Por: Gustavo Páez Escobar

Hace poco me contaba Óscar Pérez Gutiérrez la curiosa historia de una Cruz de Boyacá que encontró, cuando fue embajador en Méjico, en una caja fuerte de la Embajada. El favorecido con la distinción fue el poeta Germán Pardo García, que el 23 de septiembre de 1983 la recibió en solemne ceremonia en el Palacio de Bellas Artes de Méjico, y luego la devolvió al embajador de entonces, que llevó en el acto la representación oficial de nuestro país.

Pasados los años, el diplomático Pérez Gutiérrez instó al poeta a que conservara la insignia, la más preciada que otorga nuestra patria, y él le contestó que ya había sido exaltado con el honor y eso bastaba. No siendo su reino de este mundo –agregó-, no estaba atado a las cosas materiales. Pero ante la insistencia del embajador, que se había convertido en gran amigo suyo, Pardo García aceptó recibirla de nuevo, en sencilla ceremonia que se llevó a cabo en el apartamento del poeta. Es la única persona que ha sido condecorado dos veces con el mismo galardón. O sea, dos veces glorificada.

¿Y qué camino cogió la Cruz de Boyacá a la muerte del ilustre colombiano? Fue la pregunta inmediata que me formulé. Yo había conocido el inventario exacto de sus pocos enseres, y en ninguna parte vi mencionada la insignia. Me lancé a indagar. Y a los pocos días recibí respuesta de Méjico, con esta noticia: el poeta, recibida de nuevo la condecoración, la regaló, a espaldas del embajador, a un par de amigos. A su compatriota Aristomeno Porras, su ángel tutelar, le obsequió la presea; y al profesor norteamericano James Alstrum, que por esos días había viajado de Estados Unidos a hacerle una entrevista, el respectivo decreto (que lleva el número 1750 de fecha 22 de junio de 1983 y está firmado por el presidente Betancur y por Rodrigo Lloreda Caicedo como ministro de Relaciones Exteriores).

Revisando papeles, hallé en mis archivos un testimonio elocuente sobre este suceso. Se trata de un cuadernillo de lujo, en 16 páginas y 10.000 ejemplares, que el poeta publicó al mes siguiente de recibida la condecoración. Allí recoge su grandioso poema Las voces del abismo, considerado por los críticos como una joya de la poesía universal, y lo dedica al presidente Betancur como constancia de gratitud por el honor conferido.

Entradas extraídas de una colección:

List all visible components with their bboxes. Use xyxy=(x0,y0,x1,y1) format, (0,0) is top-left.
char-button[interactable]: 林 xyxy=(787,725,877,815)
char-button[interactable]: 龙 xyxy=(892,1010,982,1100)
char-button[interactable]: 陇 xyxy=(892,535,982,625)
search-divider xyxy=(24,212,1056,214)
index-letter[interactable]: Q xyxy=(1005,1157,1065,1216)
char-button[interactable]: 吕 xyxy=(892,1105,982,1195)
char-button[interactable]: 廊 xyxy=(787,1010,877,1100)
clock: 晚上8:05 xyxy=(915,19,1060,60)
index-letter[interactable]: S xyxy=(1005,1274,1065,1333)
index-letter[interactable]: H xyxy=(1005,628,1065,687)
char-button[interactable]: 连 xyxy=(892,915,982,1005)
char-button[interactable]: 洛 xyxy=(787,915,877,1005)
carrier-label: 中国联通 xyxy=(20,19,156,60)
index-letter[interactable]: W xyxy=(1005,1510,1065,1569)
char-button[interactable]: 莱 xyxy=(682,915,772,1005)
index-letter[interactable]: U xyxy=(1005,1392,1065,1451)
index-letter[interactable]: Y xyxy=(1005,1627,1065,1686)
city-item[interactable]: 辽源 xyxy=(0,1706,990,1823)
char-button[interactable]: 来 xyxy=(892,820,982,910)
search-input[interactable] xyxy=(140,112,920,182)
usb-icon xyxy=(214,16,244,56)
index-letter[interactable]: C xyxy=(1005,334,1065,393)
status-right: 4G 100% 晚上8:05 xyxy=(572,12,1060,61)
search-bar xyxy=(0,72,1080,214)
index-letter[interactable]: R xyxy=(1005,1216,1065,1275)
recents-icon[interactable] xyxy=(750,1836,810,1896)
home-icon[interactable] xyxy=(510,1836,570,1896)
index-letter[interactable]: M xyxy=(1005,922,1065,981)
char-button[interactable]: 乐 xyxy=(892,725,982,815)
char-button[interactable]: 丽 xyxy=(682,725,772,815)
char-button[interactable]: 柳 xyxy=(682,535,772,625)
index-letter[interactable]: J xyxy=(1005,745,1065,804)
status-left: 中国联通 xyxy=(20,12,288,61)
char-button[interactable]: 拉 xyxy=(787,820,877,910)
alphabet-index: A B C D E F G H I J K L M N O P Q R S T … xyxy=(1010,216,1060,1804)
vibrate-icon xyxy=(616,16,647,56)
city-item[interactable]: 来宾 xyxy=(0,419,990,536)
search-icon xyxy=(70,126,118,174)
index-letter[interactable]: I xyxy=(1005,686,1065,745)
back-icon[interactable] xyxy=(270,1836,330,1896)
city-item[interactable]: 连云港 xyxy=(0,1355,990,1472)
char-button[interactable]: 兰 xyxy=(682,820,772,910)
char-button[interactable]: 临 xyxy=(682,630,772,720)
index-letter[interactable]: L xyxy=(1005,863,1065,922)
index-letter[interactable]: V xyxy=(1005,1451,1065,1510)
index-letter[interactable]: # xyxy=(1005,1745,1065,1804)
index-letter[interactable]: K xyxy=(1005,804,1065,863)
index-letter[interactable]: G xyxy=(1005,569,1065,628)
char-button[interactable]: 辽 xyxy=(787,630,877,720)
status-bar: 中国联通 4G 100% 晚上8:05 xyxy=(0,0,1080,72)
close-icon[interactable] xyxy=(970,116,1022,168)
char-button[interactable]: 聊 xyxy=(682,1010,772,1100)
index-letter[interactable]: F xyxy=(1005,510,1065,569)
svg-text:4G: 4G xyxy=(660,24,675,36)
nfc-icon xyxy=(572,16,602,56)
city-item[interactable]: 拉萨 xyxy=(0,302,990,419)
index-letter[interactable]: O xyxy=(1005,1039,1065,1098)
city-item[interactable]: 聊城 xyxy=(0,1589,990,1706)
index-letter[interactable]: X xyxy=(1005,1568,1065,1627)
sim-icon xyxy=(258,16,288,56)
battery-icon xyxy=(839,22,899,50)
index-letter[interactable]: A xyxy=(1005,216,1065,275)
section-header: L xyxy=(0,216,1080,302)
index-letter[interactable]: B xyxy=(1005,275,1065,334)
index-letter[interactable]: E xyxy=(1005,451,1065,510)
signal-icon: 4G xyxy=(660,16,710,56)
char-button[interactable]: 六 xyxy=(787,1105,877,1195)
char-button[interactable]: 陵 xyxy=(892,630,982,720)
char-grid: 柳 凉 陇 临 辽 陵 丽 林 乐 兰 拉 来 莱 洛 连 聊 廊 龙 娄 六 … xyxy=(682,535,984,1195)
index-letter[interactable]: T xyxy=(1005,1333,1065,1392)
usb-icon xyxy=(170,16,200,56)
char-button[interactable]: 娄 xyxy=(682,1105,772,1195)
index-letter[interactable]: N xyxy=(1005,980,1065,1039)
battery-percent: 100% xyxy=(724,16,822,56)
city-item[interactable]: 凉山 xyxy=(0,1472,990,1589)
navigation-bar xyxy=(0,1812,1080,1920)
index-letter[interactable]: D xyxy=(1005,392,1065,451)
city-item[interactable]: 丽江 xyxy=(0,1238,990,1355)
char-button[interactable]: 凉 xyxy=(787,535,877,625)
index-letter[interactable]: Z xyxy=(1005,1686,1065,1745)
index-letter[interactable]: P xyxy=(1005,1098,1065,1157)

(TAREAS PROPUESTAS):
1. Responde, a partir del texto sobre la Cruz de Boyacá de Germán Pardo García, las siguientes preguntas:
(a) ¿En qué fecha y en qué lugar recibió el poeta la condecoración?
(b) ¿A quién le obsequió la presea y a quién el decreto?
(c) ¿Cuántas páginas y cuántos ejemplares tuvo el cuadernillo que publicó el poeta?
2. Prosigue el texto sobre la Cruz de Boyacá de Germán Pardo García a partir de su última oración.

(RESPUESTAS ESCRITAS):
1.
(a) El 23 de septiembre de 1983, en el Palacio de Bellas Artes de Méjico.
(b) La presea, a Aristomeno Porras; el decreto, al profesor norteamericano James Alstrum.
(c) 16 páginas y 10.000 ejemplares.

2.
¿Por qué no conservó Germán Pardo García la Cruz de Boyacá, en cuya búsqueda se desvelan y se frustran tantos políticos y gente grande de nuestro país? Esta genial excentricidad, como es preciso calificarla, me la había revelado el propio poeta en documentos que poseo sobre él. Uno es el reportaje Diálogo entre sombras (mayo de 1986), donde me dice:

“No creo en los poetas académicos, en los premios Nobel, en las condecoraciones. Una condecoración que me dio mi entrañable amigo el presidente Betancur, y que me fue impuesta por el embajador de Colombia aquí, al terminar la ceremonia me la quité y se la regalé al mismo embajador. Soy incapaz de portar sobre mi pecho desolado algo que me distinga”.

Y en carta de junio de 1987 me cuenta que lo condecoraron cinco veces, y luego se deshizo de las insignias, “porque soy incapaz de llevar sobre mi pecho distinciones de esa clase, que me recuerdan las que conceden a las reses en los certámenes pecuarios”.

Museo Germán Pardo García

He rescatado, por gentil cesión que hizo Aristomeno Porras, esta Cruz de Boyacá para la excelente casa de cultura que se construye en Choachí con el nombre del poeta. Es un sitio digno de conservarla. El profesor Alstrum entregó el diploma con el decreto a la Casa de Poesía Silva. En Choachí se conformará un museo con los libros, la revista Nivel, correspondencia y objetos personales del poeta.

El Espectador, Bogotá, 20 de mayo de 1992.